- **Information provided**
....

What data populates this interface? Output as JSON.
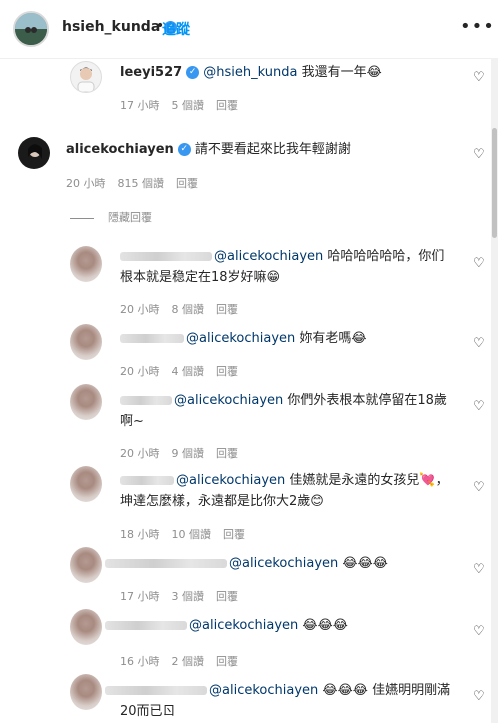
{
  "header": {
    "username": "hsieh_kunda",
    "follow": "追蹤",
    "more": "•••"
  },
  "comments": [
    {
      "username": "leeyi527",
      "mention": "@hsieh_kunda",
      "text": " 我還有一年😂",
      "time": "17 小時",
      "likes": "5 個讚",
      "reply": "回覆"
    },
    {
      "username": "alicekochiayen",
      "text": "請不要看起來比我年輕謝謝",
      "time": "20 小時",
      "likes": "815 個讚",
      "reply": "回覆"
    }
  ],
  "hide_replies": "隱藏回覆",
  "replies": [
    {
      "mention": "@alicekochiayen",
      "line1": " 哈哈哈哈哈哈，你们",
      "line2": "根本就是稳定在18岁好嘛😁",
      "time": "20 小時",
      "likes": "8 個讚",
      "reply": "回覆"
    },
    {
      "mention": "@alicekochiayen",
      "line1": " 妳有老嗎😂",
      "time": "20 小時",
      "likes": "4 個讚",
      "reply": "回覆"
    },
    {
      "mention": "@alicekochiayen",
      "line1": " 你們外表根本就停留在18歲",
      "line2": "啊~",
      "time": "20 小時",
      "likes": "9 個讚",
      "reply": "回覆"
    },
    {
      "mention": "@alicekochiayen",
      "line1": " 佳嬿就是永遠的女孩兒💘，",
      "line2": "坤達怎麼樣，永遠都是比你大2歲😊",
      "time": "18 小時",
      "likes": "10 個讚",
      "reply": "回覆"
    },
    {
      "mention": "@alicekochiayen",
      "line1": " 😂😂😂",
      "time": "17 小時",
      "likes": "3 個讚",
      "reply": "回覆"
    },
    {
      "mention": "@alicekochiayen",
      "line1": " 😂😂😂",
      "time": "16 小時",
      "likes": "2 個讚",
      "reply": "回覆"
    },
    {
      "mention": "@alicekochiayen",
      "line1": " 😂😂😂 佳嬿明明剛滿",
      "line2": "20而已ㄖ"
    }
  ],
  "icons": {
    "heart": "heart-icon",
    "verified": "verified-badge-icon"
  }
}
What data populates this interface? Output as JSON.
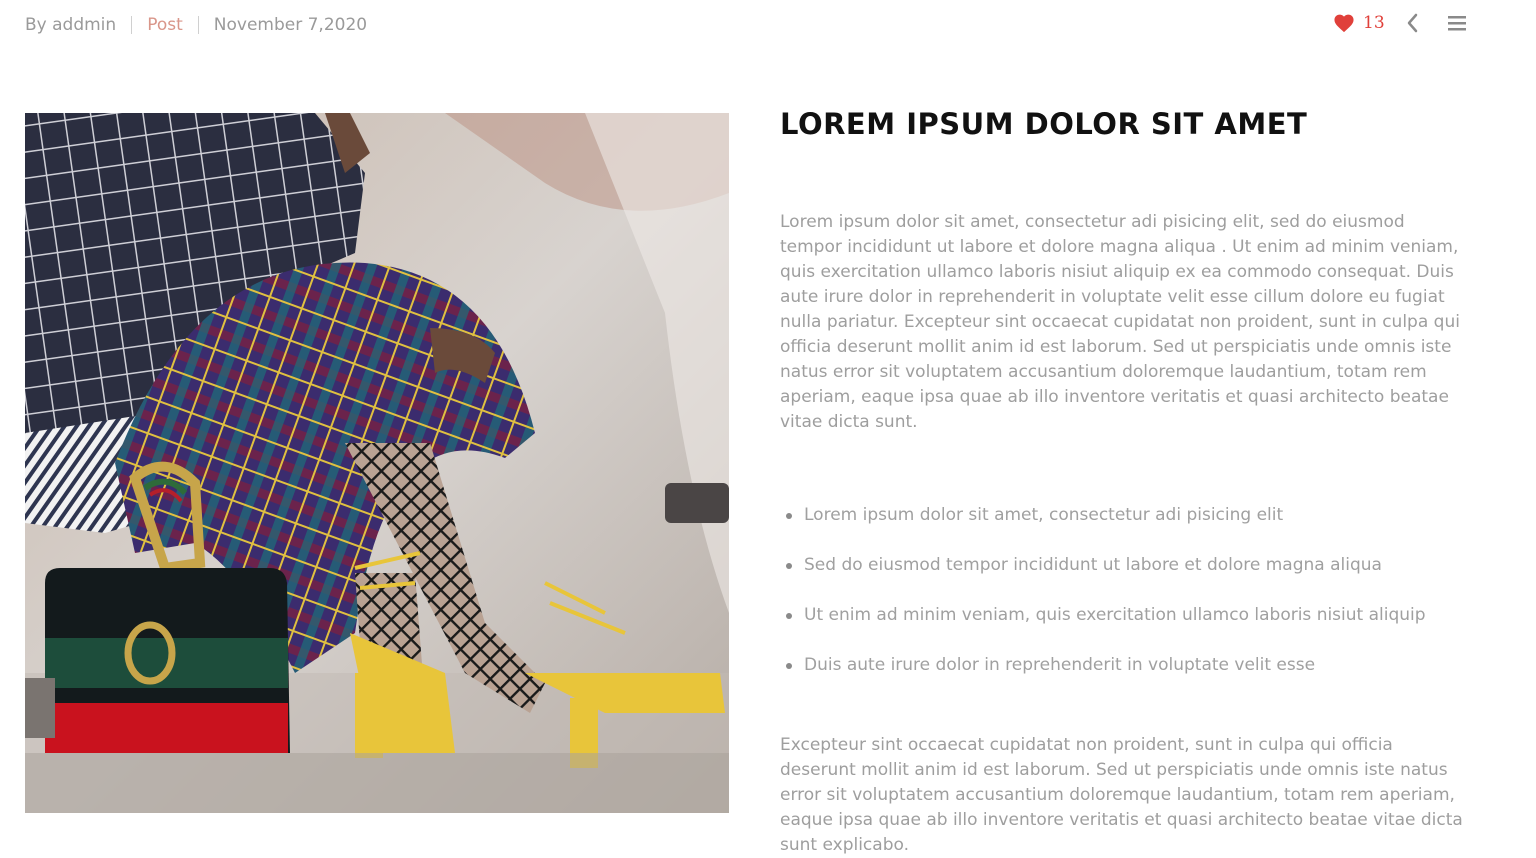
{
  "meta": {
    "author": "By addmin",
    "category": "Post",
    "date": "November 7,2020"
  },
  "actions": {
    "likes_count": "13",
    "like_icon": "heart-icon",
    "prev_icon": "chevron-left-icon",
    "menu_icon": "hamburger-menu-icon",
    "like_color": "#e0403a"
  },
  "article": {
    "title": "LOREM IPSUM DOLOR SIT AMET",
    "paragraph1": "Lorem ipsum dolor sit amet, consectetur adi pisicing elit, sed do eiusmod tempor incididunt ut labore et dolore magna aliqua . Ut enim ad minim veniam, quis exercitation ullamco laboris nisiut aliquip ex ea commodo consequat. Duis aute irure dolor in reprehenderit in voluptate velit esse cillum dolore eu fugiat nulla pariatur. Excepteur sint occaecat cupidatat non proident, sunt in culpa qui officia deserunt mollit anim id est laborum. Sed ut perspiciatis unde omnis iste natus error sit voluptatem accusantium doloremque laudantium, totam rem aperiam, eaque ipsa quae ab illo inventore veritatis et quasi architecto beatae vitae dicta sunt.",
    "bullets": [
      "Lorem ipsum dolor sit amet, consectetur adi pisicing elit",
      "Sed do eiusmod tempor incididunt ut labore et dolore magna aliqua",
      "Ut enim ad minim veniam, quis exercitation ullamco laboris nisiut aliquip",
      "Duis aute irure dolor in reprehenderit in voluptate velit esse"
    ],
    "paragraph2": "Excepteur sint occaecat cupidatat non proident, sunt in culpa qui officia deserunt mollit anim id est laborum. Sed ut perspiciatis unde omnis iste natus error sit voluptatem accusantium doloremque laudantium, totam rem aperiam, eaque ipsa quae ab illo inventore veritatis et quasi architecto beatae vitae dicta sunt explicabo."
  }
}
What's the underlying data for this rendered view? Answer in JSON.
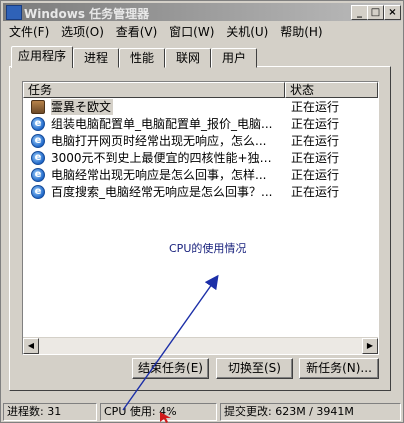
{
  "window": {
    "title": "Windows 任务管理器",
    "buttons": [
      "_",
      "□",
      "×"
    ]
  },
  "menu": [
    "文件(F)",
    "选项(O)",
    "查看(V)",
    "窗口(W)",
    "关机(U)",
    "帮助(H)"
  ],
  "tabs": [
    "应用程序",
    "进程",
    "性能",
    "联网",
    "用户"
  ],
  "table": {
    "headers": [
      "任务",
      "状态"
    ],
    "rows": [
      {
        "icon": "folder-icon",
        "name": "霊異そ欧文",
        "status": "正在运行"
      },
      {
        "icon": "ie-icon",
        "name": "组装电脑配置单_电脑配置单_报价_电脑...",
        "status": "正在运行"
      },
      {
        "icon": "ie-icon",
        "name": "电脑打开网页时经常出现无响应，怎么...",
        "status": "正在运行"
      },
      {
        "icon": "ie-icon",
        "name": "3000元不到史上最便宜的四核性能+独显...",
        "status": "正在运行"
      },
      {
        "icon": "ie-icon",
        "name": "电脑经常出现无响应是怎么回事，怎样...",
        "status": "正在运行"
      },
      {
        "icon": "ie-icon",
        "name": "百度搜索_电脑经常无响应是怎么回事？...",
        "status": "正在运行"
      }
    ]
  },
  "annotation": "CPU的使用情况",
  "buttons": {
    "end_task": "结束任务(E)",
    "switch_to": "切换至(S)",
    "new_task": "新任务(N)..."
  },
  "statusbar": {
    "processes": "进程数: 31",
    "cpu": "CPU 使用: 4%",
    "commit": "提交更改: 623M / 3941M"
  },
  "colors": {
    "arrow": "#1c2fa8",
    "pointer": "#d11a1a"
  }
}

....

- **Goal**
Skip the pictures and copy exactly the lines from the one containing "What's the underlying" through the end of the material, both ends included.

- **Exercise result**
What's the underlying data for this rendered view? Answer in JSON.
{
  "window": {
    "title": "Windows 任务管理器",
    "buttons": [
      "_",
      "□",
      "×"
    ]
  },
  "menu": [
    "文件(F)",
    "选项(O)",
    "查看(V)",
    "窗口(W)",
    "关机(U)",
    "帮助(H)"
  ],
  "tabs": [
    "应用程序",
    "进程",
    "性能",
    "联网",
    "用户"
  ],
  "table": {
    "headers": [
      "任务",
      "状态"
    ],
    "rows": [
      {
        "icon": "folder-icon",
        "name": "霊異そ欧文",
        "status": "正在运行"
      },
      {
        "icon": "ie-icon",
        "name": "组装电脑配置单_电脑配置单_报价_电脑...",
        "status": "正在运行"
      },
      {
        "icon": "ie-icon",
        "name": "电脑打开网页时经常出现无响应，怎么...",
        "status": "正在运行"
      },
      {
        "icon": "ie-icon",
        "name": "3000元不到史上最便宜的四核性能+独显...",
        "status": "正在运行"
      },
      {
        "icon": "ie-icon",
        "name": "电脑经常出现无响应是怎么回事，怎样...",
        "status": "正在运行"
      },
      {
        "icon": "ie-icon",
        "name": "百度搜索_电脑经常无响应是怎么回事？...",
        "status": "正在运行"
      }
    ]
  },
  "annotation": "CPU的使用情况",
  "buttons": {
    "end_task": "结束任务(E)",
    "switch_to": "切换至(S)",
    "new_task": "新任务(N)..."
  },
  "statusbar": {
    "processes": "进程数: 31",
    "cpu": "CPU 使用: 4%",
    "commit": "提交更改: 623M / 3941M"
  },
  "colors": {
    "arrow": "#1c2fa8",
    "pointer": "#d11a1a"
  }
}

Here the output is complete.